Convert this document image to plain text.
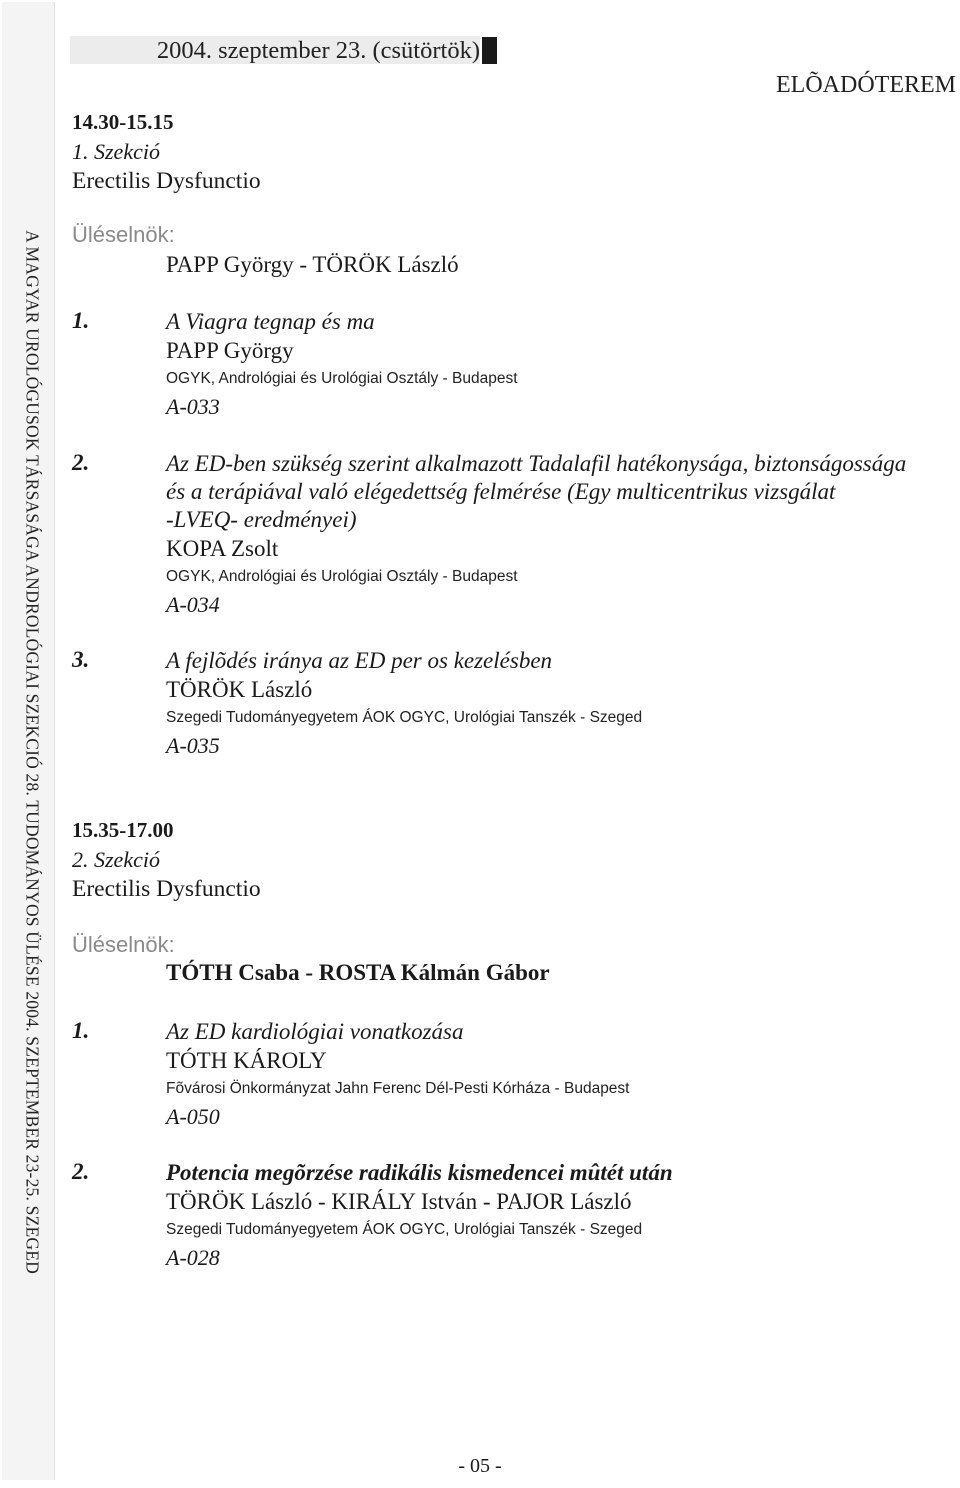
A MAGYAR UROLÓGUSOK TÁRSASÁGA ANDROLÓGIAI SZEKCIÓ 28. TUDOMÁNYOS ÜLÉSE 2004. SZEPTEMBER 23-25. SZEGED
2004. szeptember 23. (csütörtök)
ELÕADÓTEREM
14.30-15.15
1. Szekció
Erectilis Dysfunctio
Üléselnök:
PAPP György - TÖRÖK László
1.	A Viagra tegnap és ma
PAPP György
OGYK, Andrológiai és Urológiai Osztály - Budapest
A-033
2.	Az ED-ben szükség szerint alkalmazott Tadalafil hatékonysága, biztonságossága
és a terápiával való elégedettség felmérése (Egy multicentrikus vizsgálat
-LVEQ- eredményei)
KOPA Zsolt
OGYK, Andrológiai és Urológiai Osztály - Budapest
A-034
3.	A fejlõdés iránya az ED per os kezelésben
TÖRÖK László
Szegedi Tudományegyetem ÁOK OGYC, Urológiai Tanszék - Szeged
A-035
15.35-17.00
2. Szekció
Erectilis Dysfunctio
Üléselnök:
TÓTH Csaba - ROSTA Kálmán Gábor
1.	Az ED kardiológiai vonatkozása
TÓTH KÁROLY
Fõvárosi Önkormányzat Jahn Ferenc Dél-Pesti Kórháza - Budapest
A-050
2.	Potencia megõrzése radikális kismedencei mûtét után
TÖRÖK László - KIRÁLY István - PAJOR László
Szegedi Tudományegyetem ÁOK OGYC, Urológiai Tanszék - Szeged
A-028
- 05 -
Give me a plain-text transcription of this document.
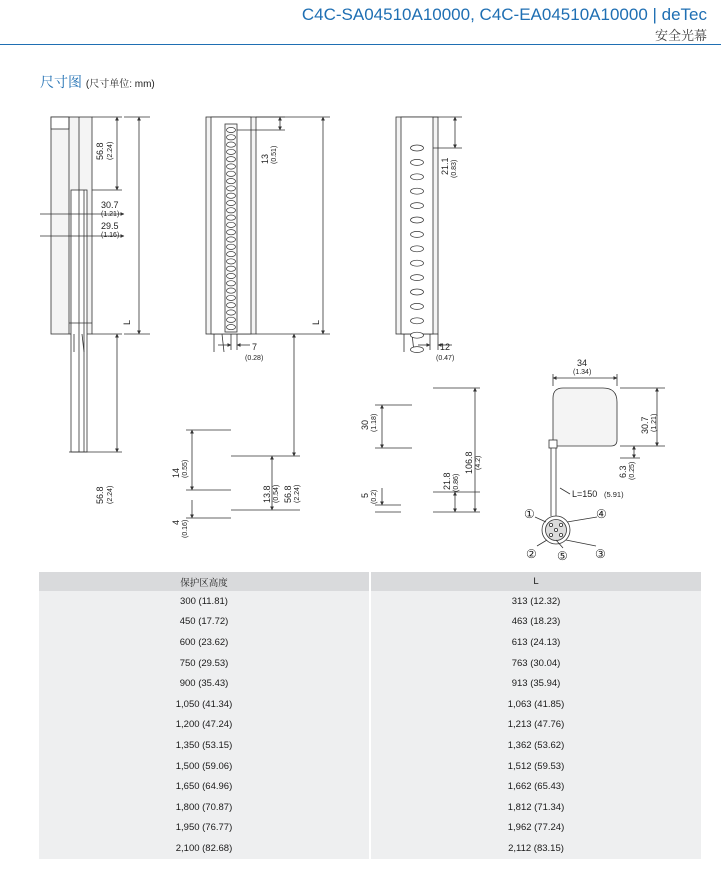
C4C-SA04510A10000, C4C-EA04510A10000 | deTec
安全光幕
尺寸图 (尺寸单位: mm)
56.8 (2.24)
30.7
(1.21)
29.5
(1.16)
L
56.8 (2.24)
13 (0.51)
L
14 (0.55)
13.8 (0.54) 56.8 (2.24)
4 (0.16)
7
(0.28)
21.1 (0.83)
30 (1.18)
5 (0.2)
21.8 (0.86)
106.8 (4.2)
12
(0.47)	34
(1.34)
30.7 (1.21)
6.3 (0.25)
L=150 (5.91)
①	④
② ⑤ ③
保护区高度	L
300 (11.81)	313 (12.32)
450 (17.72)	463 (18.23)
600 (23.62)	613 (24.13)
750 (29.53)	763 (30.04)
900 (35.43)	913 (35.94)
1,050 (41.34)	1,063 (41.85)
1,200 (47.24)	1,213 (47.76)
1,350 (53.15)	1,362 (53.62)
1,500 (59.06)	1,512 (59.53)
1,650 (64.96)	1,662 (65.43)
1,800 (70.87)	1,812 (71.34)
1,950 (76.77)	1,962 (77.24)
2,100 (82.68)	2,112 (83.15)
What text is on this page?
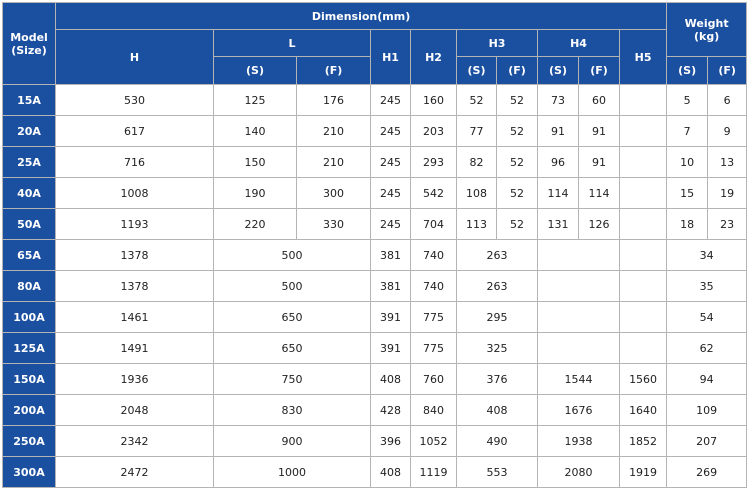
Model
(Size)	Dimension(mm)										Weight
(kg)	

	H	L		H1	H2	H3		H4		H5		
		(S)	(F)			(S)	(F)	(S)	(F)		(S)	(F)
15A	530	125	176	245	160	52	52	73	60		5	6
20A	617	140	210	245	203	77	52	91	91		7	9
25A	716	150	210	245	293	82	52	96	91		10	13
40A	1008	190	300	245	542	108	52	114	114		15	19
50A	1193	220	330	245	704	113	52	131	126		18	23
65A	1378	500		381	740	263					34	
80A	1378	500		381	740	263					35	
100A	1461	650		391	775	295					54	
125A	1491	650		391	775	325					62	
150A	1936	750		408	760	376		1544		1560	94	
200A	2048	830		428	840	408		1676		1640	109	
250A	2342	900		396	1052	490		1938		1852	207	
300A	2472	1000		408	1119	553		2080		1919	269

-.-.-

> TASK DESCRIPTION
With pictures left out, extract the lines from the one containing "What text is on this page?" to the end of the material above, both included, exactly as written.

> OUTPUT OF THE TASK
What text is on this page?
Model
(Size)	Dimension(mm)										Weight
(kg)	

	H	L		H1	H2	H3		H4		H5		
		(S)	(F)			(S)	(F)	(S)	(F)		(S)	(F)
15A	530	125	176	245	160	52	52	73	60		5	6
20A	617	140	210	245	203	77	52	91	91		7	9
25A	716	150	210	245	293	82	52	96	91		10	13
40A	1008	190	300	245	542	108	52	114	114		15	19
50A	1193	220	330	245	704	113	52	131	126		18	23
65A	1378	500		381	740	263					34	
80A	1378	500		381	740	263					35	
100A	1461	650		391	775	295					54	
125A	1491	650		391	775	325					62	
150A	1936	750		408	760	376		1544		1560	94	
200A	2048	830		428	840	408		1676		1640	109	
250A	2342	900		396	1052	490		1938		1852	207	
300A	2472	1000		408	1119	553		2080		1919	269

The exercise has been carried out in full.